TASK INSTRUCTIONS ▸
Pick out the lines below with "dựng" and list them.

DATA EXCERPTS ▸
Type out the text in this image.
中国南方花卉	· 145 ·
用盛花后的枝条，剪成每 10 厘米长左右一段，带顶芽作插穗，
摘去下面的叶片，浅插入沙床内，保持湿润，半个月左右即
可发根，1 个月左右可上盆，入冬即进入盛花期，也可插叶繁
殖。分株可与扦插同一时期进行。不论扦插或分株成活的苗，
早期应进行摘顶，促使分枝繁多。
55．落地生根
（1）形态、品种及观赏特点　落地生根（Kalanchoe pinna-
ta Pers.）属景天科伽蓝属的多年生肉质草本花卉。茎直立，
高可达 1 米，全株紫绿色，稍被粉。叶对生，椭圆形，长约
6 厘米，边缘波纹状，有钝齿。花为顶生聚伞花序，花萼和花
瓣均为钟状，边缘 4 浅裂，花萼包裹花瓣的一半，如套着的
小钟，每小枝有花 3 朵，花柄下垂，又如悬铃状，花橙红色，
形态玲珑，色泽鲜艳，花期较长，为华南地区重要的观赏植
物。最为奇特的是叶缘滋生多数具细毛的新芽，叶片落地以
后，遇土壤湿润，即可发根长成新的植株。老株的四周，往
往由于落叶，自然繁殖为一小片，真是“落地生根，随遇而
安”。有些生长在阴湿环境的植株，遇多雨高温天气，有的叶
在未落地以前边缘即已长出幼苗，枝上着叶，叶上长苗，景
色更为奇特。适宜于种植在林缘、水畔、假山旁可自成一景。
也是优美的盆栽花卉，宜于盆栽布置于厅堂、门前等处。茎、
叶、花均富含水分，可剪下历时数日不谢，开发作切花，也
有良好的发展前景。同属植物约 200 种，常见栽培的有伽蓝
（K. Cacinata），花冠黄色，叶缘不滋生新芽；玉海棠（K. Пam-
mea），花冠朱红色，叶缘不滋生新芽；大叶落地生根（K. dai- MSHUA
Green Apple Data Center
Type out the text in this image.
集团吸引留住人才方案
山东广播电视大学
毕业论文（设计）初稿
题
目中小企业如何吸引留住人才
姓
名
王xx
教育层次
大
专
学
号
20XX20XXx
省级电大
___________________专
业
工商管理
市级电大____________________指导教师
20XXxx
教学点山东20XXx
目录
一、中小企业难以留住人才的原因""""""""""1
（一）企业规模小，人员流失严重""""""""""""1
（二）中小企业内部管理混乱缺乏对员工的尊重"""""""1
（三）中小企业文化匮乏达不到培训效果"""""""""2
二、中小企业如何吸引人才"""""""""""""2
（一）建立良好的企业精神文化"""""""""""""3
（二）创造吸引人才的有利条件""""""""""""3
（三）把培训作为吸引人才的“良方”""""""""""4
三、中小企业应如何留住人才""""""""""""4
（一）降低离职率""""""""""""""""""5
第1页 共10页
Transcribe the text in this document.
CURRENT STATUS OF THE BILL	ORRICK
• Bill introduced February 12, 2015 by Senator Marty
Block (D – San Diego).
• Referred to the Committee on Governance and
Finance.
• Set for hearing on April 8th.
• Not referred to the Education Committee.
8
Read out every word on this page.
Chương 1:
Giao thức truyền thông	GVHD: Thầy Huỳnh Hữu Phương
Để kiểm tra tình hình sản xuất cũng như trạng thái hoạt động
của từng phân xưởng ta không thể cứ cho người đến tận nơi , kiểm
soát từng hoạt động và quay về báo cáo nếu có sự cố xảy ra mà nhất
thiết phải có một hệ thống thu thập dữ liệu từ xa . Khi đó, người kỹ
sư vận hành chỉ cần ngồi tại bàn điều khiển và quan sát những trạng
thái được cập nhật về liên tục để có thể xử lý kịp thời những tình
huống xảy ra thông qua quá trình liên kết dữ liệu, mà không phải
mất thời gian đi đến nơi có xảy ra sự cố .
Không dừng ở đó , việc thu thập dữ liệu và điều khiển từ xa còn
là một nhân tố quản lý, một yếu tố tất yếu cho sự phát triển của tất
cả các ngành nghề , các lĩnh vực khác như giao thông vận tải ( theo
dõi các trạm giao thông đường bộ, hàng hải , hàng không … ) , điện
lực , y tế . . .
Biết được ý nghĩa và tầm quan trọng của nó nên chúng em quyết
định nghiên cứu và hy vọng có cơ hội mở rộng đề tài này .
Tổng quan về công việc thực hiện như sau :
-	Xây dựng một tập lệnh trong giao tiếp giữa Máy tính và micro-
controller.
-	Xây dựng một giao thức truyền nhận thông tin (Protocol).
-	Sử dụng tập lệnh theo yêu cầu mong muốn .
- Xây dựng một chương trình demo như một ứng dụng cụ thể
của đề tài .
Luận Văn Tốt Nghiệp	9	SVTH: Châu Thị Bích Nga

REPLY ▸
-	Xây dựng một tập lệnh trong giao tiếp giữa Máy tính và micro-
-	Xây dựng một giao thức truyền nhận thông tin (Protocol).
- Xây dựng một chương trình demo như một ứng dụng cụ thể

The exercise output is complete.